(Collected data)
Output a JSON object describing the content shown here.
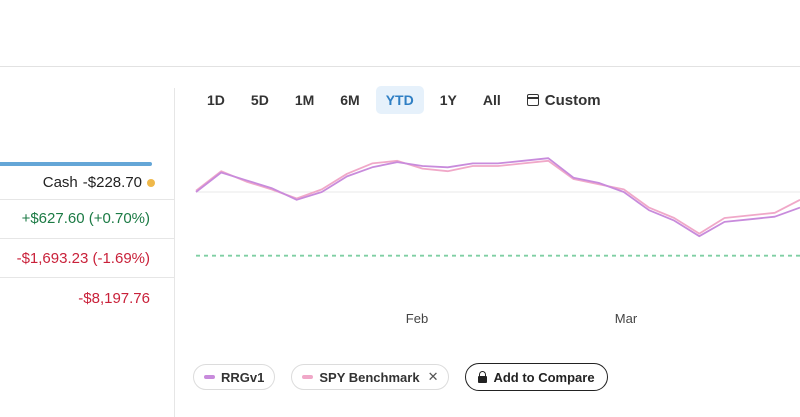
{
  "summary": {
    "cash_label": "Cash",
    "cash_value": "-$228.70",
    "allocation_fill_fraction": 1.0,
    "gain_today": "+$627.60 (+0.70%)",
    "loss_total": "-$1,693.23 (-1.69%)",
    "loss_value": "-$8,197.76"
  },
  "timeframes": [
    {
      "label": "1D"
    },
    {
      "label": "5D"
    },
    {
      "label": "1M"
    },
    {
      "label": "6M"
    },
    {
      "label": "YTD",
      "active": true
    },
    {
      "label": "1Y"
    },
    {
      "label": "All"
    },
    {
      "label": "Custom",
      "icon": "calendar-icon"
    }
  ],
  "legend": {
    "series_1": "RRGv1",
    "series_2": "SPY Benchmark",
    "compare_label": "Add to Compare"
  },
  "colors": {
    "series_1": "#c88bdc",
    "series_2": "#f0a8c8",
    "baseline": "#7fcfa3",
    "active_tab": "#2f7fc4",
    "positive": "#1b7a44",
    "negative": "#c9213a",
    "cash_dot": "#efb84a"
  },
  "chart_data": {
    "type": "line",
    "x_ticks": [
      "Feb",
      "Mar"
    ],
    "series": [
      {
        "name": "RRGv1",
        "values": [
          0.0,
          1.5,
          0.9,
          0.3,
          -0.6,
          0.0,
          1.2,
          1.9,
          2.3,
          2.0,
          1.9,
          2.2,
          2.2,
          2.4,
          2.6,
          1.1,
          0.7,
          0.0,
          -1.4,
          -2.2,
          -3.4,
          -2.3,
          -2.1,
          -1.9,
          -1.2
        ]
      },
      {
        "name": "SPY Benchmark",
        "values": [
          0.1,
          1.6,
          0.8,
          0.2,
          -0.5,
          0.2,
          1.4,
          2.2,
          2.4,
          1.8,
          1.6,
          2.0,
          2.0,
          2.2,
          2.4,
          1.0,
          0.6,
          0.2,
          -1.2,
          -2.0,
          -3.2,
          -2.0,
          -1.8,
          -1.6,
          -0.6
        ]
      }
    ],
    "baseline": -4.9,
    "ylim": [
      -6,
      4
    ]
  }
}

Problem to work on: Repeat the material above verbatim, with no pictures in the output.

Result of the exercise:
Output a JSON object describing the content shown here.
{
  "summary": {
    "cash_label": "Cash",
    "cash_value": "-$228.70",
    "allocation_fill_fraction": 1.0,
    "gain_today": "+$627.60 (+0.70%)",
    "loss_total": "-$1,693.23 (-1.69%)",
    "loss_value": "-$8,197.76"
  },
  "timeframes": [
    {
      "label": "1D"
    },
    {
      "label": "5D"
    },
    {
      "label": "1M"
    },
    {
      "label": "6M"
    },
    {
      "label": "YTD",
      "active": true
    },
    {
      "label": "1Y"
    },
    {
      "label": "All"
    },
    {
      "label": "Custom",
      "icon": "calendar-icon"
    }
  ],
  "legend": {
    "series_1": "RRGv1",
    "series_2": "SPY Benchmark",
    "compare_label": "Add to Compare"
  },
  "colors": {
    "series_1": "#c88bdc",
    "series_2": "#f0a8c8",
    "baseline": "#7fcfa3",
    "active_tab": "#2f7fc4",
    "positive": "#1b7a44",
    "negative": "#c9213a",
    "cash_dot": "#efb84a"
  },
  "chart_data": {
    "type": "line",
    "x_ticks": [
      "Feb",
      "Mar"
    ],
    "series": [
      {
        "name": "RRGv1",
        "values": [
          0.0,
          1.5,
          0.9,
          0.3,
          -0.6,
          0.0,
          1.2,
          1.9,
          2.3,
          2.0,
          1.9,
          2.2,
          2.2,
          2.4,
          2.6,
          1.1,
          0.7,
          0.0,
          -1.4,
          -2.2,
          -3.4,
          -2.3,
          -2.1,
          -1.9,
          -1.2
        ]
      },
      {
        "name": "SPY Benchmark",
        "values": [
          0.1,
          1.6,
          0.8,
          0.2,
          -0.5,
          0.2,
          1.4,
          2.2,
          2.4,
          1.8,
          1.6,
          2.0,
          2.0,
          2.2,
          2.4,
          1.0,
          0.6,
          0.2,
          -1.2,
          -2.0,
          -3.2,
          -2.0,
          -1.8,
          -1.6,
          -0.6
        ]
      }
    ],
    "baseline": -4.9,
    "ylim": [
      -6,
      4
    ]
  }
}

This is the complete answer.